**TUGAS YANG DIMINTA A:** Tentukan apakah setiap pernyataan berikut sesuai dengan kutipan tentang cerpen "Dodolitdodolitdodolibret" (ya atau tidak), dan sertakan kata-kata penentu dari kutipan itu secara persis. (i) Penulis sudah membaca cerpen tersebut sejak cerpen itu dimuat di Kompas. (ii) Penulis ingat nama semua orang yang terlibat dalam obrolan di jejaring sosial. (iii) Pencarian cerpen Tolstoy memakan waktu lama.

Yang pasti, kemarin saya membaca berita bahwa cerpen terbaik Kompas 2010 sudah ditentukan pemenangnya, yaitu “Dodolitdodolitdodolibret” karya Seno Gumira Ajidarma. Saya senang bukan kepalang. Penulis favorit saya kembali berjaya di cerpen terbaik Kompas. Saya sudah membaca cerpen itu semenjak dimuat di Kompas, sekitar 9 atau 10 bulan yang lalu. Saya takingat tepatnya. Inti ceritanya pun lupa-lupa ingat. Untuk memuaskan rasa penasaran saya, saya kembali membuka file laptop untuk membaca kembali cerpennya.—saya mengopi dari web www.cerpenkompas.wordpress.com, Fiuh. Saya bernapas lega. Karena memang, cerpennya layak menang. Cerita yang sederhana, namun menyadarkan saya untuk tidak merasa paling benar terhadap segala sesuatu yang saya anut dan menyalahkan segala sesuatu yang tidak saya anut, termasuk kepercayaan pada Tuhan.
Namun, tiba-tiba, raut muka saya sedikit berubah, ketika membaca obrolan singkat Goenawan Mohamad, Sitok Srengenge, dan satu kawannya lagi (Saya takingat namanya) di sebuah jejaring sosial yang berkarakter 140. Mereka membahas cerpen SGA yang katanya mirip sekali dengan short story karya Tolstoy yang berjudul “Three Hermits”.
Daripada saya mati penasaran, saya akhirnya mencari cerpen yang mereka maksud. Untung. Pencarian cerpen Tolstoy tidak memakan banyak waktu. Singkat cerita, mau tak mau, saya membandingkan juga antara “Dodolitdodolitdodolibret” dan “Three Hermits”.

**TUGAS YANG DIMINTA B:** Kutip persis baris-baris data, mulai dari baris pertama data dan berhenti setelah baris yang memuat "section-lead-line: Museum [1130, 626, 1242, 656]".

**BARIS DATA:**
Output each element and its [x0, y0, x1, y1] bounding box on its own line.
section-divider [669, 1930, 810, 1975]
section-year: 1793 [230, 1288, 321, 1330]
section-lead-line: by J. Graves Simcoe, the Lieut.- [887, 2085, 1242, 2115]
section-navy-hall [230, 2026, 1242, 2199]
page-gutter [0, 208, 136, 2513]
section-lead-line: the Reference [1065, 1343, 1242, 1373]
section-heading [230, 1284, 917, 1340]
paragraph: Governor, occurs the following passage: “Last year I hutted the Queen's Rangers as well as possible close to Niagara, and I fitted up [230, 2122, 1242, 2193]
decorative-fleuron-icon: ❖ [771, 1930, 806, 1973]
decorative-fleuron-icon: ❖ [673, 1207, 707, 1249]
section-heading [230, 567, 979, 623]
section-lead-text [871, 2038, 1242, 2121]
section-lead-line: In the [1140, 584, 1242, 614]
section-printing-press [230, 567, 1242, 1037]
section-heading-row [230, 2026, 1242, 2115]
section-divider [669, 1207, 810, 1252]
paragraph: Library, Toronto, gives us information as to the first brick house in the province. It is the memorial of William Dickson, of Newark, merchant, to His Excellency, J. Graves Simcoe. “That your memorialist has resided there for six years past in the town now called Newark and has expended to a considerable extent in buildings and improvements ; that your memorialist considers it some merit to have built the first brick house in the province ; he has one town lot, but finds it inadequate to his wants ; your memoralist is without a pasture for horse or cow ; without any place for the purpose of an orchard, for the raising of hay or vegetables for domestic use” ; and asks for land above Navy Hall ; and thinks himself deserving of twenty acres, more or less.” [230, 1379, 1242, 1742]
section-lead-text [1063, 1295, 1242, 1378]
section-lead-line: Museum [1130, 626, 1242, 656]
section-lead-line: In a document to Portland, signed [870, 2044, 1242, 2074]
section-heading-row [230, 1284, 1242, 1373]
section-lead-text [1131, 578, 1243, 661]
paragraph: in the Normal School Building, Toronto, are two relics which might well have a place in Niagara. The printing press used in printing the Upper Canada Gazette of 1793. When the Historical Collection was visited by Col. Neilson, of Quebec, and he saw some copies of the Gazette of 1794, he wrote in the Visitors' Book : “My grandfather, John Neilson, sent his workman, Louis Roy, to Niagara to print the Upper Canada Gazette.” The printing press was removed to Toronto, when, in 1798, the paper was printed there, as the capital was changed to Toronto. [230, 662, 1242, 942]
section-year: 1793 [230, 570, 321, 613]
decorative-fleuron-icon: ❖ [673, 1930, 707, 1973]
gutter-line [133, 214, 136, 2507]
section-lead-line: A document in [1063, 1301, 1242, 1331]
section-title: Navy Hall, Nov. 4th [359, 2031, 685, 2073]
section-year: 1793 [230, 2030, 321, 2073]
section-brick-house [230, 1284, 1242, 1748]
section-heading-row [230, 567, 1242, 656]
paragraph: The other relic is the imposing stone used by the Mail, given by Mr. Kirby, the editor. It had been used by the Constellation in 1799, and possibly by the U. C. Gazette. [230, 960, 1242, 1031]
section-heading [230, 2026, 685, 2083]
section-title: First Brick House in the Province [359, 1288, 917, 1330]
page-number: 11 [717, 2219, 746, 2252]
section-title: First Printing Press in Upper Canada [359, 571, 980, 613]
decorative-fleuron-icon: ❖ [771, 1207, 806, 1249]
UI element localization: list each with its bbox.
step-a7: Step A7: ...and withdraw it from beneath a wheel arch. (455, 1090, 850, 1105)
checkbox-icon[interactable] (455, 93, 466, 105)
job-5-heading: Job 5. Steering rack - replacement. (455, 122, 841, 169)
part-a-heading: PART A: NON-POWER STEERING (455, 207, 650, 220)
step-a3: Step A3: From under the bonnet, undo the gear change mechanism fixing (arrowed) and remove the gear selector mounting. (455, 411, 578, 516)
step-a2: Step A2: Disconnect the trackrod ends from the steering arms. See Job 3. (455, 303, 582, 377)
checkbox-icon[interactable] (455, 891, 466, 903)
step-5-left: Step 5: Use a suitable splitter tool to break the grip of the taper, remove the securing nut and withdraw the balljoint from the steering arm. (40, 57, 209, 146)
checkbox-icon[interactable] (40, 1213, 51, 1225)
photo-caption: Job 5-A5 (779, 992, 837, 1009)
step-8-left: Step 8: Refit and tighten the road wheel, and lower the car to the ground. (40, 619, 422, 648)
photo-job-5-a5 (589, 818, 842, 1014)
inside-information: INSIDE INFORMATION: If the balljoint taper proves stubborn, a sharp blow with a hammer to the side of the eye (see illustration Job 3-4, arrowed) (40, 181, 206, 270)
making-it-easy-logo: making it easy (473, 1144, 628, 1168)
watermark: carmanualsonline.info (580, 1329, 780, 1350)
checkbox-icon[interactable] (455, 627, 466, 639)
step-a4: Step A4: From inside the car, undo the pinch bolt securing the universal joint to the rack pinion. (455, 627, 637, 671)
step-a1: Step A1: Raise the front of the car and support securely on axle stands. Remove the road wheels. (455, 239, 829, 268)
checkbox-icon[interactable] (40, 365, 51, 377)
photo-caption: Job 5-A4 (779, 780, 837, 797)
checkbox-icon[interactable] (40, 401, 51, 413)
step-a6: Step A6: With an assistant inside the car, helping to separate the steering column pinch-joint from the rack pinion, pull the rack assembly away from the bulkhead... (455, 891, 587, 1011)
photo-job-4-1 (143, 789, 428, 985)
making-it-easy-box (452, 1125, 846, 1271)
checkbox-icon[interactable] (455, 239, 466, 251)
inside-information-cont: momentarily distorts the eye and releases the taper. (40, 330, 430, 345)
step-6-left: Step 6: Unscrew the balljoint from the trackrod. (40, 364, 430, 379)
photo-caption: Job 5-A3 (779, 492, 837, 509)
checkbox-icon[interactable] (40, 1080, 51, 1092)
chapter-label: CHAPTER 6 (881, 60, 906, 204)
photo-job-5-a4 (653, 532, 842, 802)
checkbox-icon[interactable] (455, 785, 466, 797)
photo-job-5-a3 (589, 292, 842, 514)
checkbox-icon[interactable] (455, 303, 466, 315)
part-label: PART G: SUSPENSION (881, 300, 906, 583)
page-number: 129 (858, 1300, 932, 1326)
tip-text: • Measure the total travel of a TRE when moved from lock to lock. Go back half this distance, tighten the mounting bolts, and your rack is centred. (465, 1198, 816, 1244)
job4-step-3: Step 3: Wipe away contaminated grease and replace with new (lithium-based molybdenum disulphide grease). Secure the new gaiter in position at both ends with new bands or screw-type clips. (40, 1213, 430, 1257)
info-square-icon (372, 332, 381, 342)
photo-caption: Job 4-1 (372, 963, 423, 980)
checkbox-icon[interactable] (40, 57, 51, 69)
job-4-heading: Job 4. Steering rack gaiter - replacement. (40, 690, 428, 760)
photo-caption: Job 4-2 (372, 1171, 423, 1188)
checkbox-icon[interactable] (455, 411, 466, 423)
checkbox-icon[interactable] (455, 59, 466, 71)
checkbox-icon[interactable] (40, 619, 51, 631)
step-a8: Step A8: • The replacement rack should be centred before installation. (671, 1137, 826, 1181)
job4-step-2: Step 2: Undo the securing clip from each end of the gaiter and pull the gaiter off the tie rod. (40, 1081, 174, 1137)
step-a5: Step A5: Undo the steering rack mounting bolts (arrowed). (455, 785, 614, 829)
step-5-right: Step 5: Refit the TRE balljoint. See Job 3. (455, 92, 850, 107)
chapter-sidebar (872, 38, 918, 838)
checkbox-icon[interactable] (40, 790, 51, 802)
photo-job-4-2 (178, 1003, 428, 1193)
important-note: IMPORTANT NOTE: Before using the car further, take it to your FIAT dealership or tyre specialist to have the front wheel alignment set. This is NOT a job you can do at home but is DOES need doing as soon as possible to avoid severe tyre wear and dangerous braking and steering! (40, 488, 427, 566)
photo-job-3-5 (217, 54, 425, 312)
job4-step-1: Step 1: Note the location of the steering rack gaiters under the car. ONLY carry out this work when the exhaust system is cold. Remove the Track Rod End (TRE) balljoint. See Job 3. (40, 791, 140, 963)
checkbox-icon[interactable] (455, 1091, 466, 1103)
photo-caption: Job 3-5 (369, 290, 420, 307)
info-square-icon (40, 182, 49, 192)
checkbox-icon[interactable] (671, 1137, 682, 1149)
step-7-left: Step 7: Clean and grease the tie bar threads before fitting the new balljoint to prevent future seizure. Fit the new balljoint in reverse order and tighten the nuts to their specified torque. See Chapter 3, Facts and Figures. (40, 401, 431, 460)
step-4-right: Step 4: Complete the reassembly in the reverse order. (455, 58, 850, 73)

**KELUARAN YANG DIHARAPKAN A:**
(i) Ya: "Saya sudah membaca cerpen itu semenjak dimuat di Kompas"
(ii) Tidak: "(Saya takingat namanya)"
(iii) Tidak: "Pencarian cerpen Tolstoy tidak memakan banyak waktu."

**KELUARAN YANG DIHARAPKAN B:**
Output each element and its [x0, y0, x1, y1] bounding box on its own line.
section-divider [669, 1930, 810, 1975]
section-year: 1793 [230, 1288, 321, 1330]
section-lead-line: by J. Graves Simcoe, the Lieut.- [887, 2085, 1242, 2115]
section-navy-hall [230, 2026, 1242, 2199]
page-gutter [0, 208, 136, 2513]
section-lead-line: the Reference [1065, 1343, 1242, 1373]
section-heading [230, 1284, 917, 1340]
paragraph: Governor, occurs the following passage: “Last year I hutted the Queen's Rangers as well as possible close to Niagara, and I fitted up [230, 2122, 1242, 2193]
decorative-fleuron-icon: ❖ [771, 1930, 806, 1973]
decorative-fleuron-icon: ❖ [673, 1207, 707, 1249]
section-heading [230, 567, 979, 623]
section-lead-text [871, 2038, 1242, 2121]
section-lead-line: In the [1140, 584, 1242, 614]
section-printing-press [230, 567, 1242, 1037]
section-heading-row [230, 2026, 1242, 2115]
section-divider [669, 1207, 810, 1252]
paragraph: Library, Toronto, gives us information as to the first brick house in the province. It is the memorial of William Dickson, of Newark, merchant, to His Excellency, J. Graves Simcoe. “That your memorialist has resided there for six years past in the town now called Newark and has expended to a considerable extent in buildings and improvements ; that your memorialist considers it some merit to have built the first brick house in the province ; he has one town lot, but finds it inadequate to his wants ; your memoralist is without a pasture for horse or cow ; without any place for the purpose of an orchard, for the raising of hay or vegetables for domestic use” ; and asks for land above Navy Hall ; and thinks himself deserving of twenty acres, more or less.” [230, 1379, 1242, 1742]
section-lead-text [1063, 1295, 1242, 1378]
section-lead-line: Museum [1130, 626, 1242, 656]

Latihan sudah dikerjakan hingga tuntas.